(Provided records)

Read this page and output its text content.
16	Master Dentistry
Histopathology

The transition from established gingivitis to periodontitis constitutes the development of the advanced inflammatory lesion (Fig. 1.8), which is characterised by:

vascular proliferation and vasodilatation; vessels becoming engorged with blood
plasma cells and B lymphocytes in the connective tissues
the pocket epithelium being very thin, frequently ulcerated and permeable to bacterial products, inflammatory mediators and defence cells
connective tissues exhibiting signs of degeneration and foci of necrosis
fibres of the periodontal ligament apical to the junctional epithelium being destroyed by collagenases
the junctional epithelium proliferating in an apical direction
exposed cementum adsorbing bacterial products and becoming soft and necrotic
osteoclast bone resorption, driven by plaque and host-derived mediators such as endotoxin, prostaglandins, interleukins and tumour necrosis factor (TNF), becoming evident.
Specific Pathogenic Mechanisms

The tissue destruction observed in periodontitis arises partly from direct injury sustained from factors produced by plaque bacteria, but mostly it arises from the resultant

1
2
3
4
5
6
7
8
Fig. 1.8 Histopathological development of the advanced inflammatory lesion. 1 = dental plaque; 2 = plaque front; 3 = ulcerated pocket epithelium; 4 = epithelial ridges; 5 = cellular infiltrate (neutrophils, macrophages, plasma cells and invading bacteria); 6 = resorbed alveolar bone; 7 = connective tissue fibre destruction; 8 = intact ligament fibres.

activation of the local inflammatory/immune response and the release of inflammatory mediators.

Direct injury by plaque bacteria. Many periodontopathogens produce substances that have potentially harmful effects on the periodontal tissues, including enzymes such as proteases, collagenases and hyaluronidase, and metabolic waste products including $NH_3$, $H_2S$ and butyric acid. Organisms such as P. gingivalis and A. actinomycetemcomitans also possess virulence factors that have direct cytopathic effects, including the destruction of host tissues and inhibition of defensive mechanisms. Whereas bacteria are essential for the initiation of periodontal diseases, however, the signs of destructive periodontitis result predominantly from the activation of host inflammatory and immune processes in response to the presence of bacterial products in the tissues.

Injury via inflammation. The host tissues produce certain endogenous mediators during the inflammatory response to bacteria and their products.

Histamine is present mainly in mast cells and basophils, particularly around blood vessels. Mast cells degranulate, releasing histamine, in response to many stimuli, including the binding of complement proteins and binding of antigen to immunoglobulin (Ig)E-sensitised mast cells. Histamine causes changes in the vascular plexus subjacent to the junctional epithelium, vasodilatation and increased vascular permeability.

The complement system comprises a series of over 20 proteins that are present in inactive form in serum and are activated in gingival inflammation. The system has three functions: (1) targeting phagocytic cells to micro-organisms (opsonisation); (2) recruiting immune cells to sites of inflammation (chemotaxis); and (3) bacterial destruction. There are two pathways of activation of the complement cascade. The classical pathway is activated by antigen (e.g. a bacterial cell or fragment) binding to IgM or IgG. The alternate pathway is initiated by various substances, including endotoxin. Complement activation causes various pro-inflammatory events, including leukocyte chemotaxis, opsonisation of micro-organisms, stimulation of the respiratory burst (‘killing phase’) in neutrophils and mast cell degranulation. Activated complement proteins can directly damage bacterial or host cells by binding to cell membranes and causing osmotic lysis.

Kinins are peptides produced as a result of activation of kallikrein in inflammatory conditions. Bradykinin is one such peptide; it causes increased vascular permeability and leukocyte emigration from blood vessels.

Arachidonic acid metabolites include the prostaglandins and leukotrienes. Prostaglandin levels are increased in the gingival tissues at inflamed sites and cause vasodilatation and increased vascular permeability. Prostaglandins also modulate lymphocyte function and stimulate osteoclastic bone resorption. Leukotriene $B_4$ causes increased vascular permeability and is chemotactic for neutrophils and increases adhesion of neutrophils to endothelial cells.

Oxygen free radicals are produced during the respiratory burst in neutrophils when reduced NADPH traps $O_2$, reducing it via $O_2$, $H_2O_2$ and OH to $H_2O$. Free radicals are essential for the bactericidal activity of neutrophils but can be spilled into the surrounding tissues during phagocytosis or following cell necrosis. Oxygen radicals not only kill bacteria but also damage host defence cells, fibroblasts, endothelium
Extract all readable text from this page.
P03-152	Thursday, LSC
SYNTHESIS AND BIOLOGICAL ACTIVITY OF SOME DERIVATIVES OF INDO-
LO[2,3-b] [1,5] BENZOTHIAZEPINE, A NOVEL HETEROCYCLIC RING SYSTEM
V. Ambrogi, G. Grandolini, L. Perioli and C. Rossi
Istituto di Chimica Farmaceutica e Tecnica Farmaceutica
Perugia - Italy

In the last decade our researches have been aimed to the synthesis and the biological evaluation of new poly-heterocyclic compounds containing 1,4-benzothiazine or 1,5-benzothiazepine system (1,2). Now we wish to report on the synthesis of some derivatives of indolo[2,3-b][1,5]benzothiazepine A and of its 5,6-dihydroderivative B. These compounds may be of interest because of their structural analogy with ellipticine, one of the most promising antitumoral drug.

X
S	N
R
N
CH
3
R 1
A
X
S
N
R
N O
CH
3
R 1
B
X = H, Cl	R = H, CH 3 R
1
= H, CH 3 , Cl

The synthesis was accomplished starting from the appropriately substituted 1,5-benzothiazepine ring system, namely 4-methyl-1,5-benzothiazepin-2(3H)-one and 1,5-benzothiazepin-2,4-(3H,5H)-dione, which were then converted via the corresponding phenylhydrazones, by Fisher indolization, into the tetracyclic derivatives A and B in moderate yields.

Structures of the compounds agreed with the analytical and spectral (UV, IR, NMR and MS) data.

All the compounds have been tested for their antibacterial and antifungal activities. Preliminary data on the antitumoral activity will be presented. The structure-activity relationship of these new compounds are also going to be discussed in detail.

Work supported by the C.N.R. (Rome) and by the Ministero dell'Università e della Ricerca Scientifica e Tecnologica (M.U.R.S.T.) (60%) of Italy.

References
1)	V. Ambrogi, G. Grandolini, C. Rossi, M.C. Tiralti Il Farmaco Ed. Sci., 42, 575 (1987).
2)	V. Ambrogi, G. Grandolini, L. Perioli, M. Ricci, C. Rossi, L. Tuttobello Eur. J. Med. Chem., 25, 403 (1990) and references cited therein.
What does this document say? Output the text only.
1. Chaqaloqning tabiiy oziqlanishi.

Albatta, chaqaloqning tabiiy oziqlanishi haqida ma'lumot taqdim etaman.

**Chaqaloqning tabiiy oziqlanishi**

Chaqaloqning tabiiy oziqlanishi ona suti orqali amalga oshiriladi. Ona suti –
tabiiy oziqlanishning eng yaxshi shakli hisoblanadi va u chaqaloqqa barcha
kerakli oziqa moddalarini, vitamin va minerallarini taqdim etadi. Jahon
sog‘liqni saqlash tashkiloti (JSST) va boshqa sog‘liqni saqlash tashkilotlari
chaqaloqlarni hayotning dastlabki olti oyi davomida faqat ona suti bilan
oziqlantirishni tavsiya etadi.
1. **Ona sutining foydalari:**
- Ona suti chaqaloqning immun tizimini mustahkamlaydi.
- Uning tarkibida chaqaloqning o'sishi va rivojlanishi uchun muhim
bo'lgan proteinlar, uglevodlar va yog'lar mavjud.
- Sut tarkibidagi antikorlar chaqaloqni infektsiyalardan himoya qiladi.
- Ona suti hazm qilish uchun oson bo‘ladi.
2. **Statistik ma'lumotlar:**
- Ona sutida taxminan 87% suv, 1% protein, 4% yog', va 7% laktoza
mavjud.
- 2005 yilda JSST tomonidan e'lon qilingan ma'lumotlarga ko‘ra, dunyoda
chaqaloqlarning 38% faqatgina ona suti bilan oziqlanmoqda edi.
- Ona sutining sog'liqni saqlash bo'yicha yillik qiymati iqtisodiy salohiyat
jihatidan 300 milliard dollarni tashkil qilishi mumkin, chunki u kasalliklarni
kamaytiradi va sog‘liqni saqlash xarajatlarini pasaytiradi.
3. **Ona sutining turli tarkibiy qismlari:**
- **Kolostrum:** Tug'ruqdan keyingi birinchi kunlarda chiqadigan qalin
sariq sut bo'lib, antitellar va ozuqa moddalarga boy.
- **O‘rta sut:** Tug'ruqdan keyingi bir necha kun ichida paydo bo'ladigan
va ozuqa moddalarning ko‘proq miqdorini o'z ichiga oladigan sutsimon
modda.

(End Provided records)

- _The problem_
Look through the records and copy down every line that holds "tabiiy".

- _Written solution_
1. Chaqaloqning tabiiy oziqlanishi.
Albatta, chaqaloqning tabiiy oziqlanishi haqida ma'lumot taqdim etaman.
**Chaqaloqning tabiiy oziqlanishi**
Chaqaloqning tabiiy oziqlanishi ona suti orqali amalga oshiriladi. Ona suti –
tabiiy oziqlanishning eng yaxshi shakli hisoblanadi va u chaqaloqqa barcha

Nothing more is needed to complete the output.